● **Task to complete**
Every entry that follows needs to be repeated exactly.

++++

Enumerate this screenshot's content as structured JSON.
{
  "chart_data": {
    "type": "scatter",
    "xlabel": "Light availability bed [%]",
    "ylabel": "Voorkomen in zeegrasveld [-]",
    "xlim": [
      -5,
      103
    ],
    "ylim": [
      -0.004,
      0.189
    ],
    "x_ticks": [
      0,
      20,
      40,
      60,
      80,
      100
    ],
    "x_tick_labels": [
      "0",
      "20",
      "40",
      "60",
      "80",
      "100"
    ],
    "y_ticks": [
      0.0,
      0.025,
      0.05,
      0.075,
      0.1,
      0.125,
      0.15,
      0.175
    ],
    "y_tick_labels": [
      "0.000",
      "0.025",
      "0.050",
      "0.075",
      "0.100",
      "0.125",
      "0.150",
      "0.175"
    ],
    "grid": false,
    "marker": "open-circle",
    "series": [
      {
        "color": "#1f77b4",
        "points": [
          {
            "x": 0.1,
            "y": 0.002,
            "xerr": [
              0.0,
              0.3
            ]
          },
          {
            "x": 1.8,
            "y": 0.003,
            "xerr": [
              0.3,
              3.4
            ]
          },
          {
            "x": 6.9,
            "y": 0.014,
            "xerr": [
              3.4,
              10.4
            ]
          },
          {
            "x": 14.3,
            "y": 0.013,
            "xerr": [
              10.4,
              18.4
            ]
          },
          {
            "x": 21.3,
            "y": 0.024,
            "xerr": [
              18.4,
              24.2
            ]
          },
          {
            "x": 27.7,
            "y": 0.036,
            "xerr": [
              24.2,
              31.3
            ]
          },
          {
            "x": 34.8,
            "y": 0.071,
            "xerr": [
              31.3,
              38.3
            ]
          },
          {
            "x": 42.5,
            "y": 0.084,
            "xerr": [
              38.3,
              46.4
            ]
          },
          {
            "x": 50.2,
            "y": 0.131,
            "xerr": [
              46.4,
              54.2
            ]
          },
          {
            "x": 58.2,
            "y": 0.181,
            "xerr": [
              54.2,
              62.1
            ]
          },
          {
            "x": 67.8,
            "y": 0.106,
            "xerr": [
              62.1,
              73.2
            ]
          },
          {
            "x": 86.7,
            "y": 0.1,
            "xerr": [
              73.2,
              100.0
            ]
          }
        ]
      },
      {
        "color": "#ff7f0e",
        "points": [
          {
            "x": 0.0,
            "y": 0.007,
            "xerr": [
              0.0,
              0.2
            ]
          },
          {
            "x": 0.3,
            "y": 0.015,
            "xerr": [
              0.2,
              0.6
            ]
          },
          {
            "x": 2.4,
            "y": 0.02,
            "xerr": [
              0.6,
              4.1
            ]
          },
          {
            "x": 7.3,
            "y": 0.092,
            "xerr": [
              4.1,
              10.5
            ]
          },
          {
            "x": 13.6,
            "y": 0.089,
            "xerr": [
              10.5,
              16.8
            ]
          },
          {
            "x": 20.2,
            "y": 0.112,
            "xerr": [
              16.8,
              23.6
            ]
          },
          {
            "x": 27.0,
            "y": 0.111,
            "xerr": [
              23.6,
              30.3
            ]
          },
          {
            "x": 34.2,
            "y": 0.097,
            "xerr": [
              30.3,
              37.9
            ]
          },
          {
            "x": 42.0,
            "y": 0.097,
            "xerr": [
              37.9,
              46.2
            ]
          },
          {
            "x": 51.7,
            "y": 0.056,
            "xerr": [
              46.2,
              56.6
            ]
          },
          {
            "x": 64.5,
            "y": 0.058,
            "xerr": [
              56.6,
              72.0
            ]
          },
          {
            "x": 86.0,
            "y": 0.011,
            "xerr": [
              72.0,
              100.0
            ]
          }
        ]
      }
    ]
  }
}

++++

● **Exercise solution**
Enumerate this screenshot's content as structured JSON.
{
  "chart_data": {
    "type": "scatter",
    "xlabel": "Light availability bed [%]",
    "ylabel": "Voorkomen in zeegrasveld [-]",
    "xlim": [
      -5,
      103
    ],
    "ylim": [
      -0.004,
      0.189
    ],
    "x_ticks": [
      0,
      20,
      40,
      60,
      80,
      100
    ],
    "x_tick_labels": [
      "0",
      "20",
      "40",
      "60",
      "80",
      "100"
    ],
    "y_ticks": [
      0.0,
      0.025,
      0.05,
      0.075,
      0.1,
      0.125,
      0.15,
      0.175
    ],
    "y_tick_labels": [
      "0.000",
      "0.025",
      "0.050",
      "0.075",
      "0.100",
      "0.125",
      "0.150",
      "0.175"
    ],
    "grid": false,
    "marker": "open-circle",
    "series": [
      {
        "color": "#1f77b4",
        "points": [
          {
            "x": 0.1,
            "y": 0.002,
            "xerr": [
              0.0,
              0.3
            ]
          },
          {
            "x": 1.8,
            "y": 0.003,
            "xerr": [
              0.3,
              3.4
            ]
          },
          {
            "x": 6.9,
            "y": 0.014,
            "xerr": [
              3.4,
              10.4
            ]
          },
          {
            "x": 14.3,
            "y": 0.013,
            "xerr": [
              10.4,
              18.4
            ]
          },
          {
            "x": 21.3,
            "y": 0.024,
            "xerr": [
              18.4,
              24.2
            ]
          },
          {
            "x": 27.7,
            "y": 0.036,
            "xerr": [
              24.2,
              31.3
            ]
          },
          {
            "x": 34.8,
            "y": 0.071,
            "xerr": [
              31.3,
              38.3
            ]
          },
          {
            "x": 42.5,
            "y": 0.084,
            "xerr": [
              38.3,
              46.4
            ]
          },
          {
            "x": 50.2,
            "y": 0.131,
            "xerr": [
              46.4,
              54.2
            ]
          },
          {
            "x": 58.2,
            "y": 0.181,
            "xerr": [
              54.2,
              62.1
            ]
          },
          {
            "x": 67.8,
            "y": 0.106,
            "xerr": [
              62.1,
              73.2
            ]
          },
          {
            "x": 86.7,
            "y": 0.1,
            "xerr": [
              73.2,
              100.0
            ]
          }
        ]
      },
      {
        "color": "#ff7f0e",
        "points": [
          {
            "x": 0.0,
            "y": 0.007,
            "xerr": [
              0.0,
              0.2
            ]
          },
          {
            "x": 0.3,
            "y": 0.015,
            "xerr": [
              0.2,
              0.6
            ]
          },
          {
            "x": 2.4,
            "y": 0.02,
            "xerr": [
              0.6,
              4.1
            ]
          },
          {
            "x": 7.3,
            "y": 0.092,
            "xerr": [
              4.1,
              10.5
            ]
          },
          {
            "x": 13.6,
            "y": 0.089,
            "xerr": [
              10.5,
              16.8
            ]
          },
          {
            "x": 20.2,
            "y": 0.112,
            "xerr": [
              16.8,
              23.6
            ]
          },
          {
            "x": 27.0,
            "y": 0.111,
            "xerr": [
              23.6,
              30.3
            ]
          },
          {
            "x": 34.2,
            "y": 0.097,
            "xerr": [
              30.3,
              37.9
            ]
          },
          {
            "x": 42.0,
            "y": 0.097,
            "xerr": [
              37.9,
              46.2
            ]
          },
          {
            "x": 51.7,
            "y": 0.056,
            "xerr": [
              46.2,
              56.6
            ]
          },
          {
            "x": 64.5,
            "y": 0.058,
            "xerr": [
              56.6,
              72.0
            ]
          },
          {
            "x": 86.0,
            "y": 0.011,
            "xerr": [
              72.0,
              100.0
            ]
          }
        ]
      }
    ]
  }
}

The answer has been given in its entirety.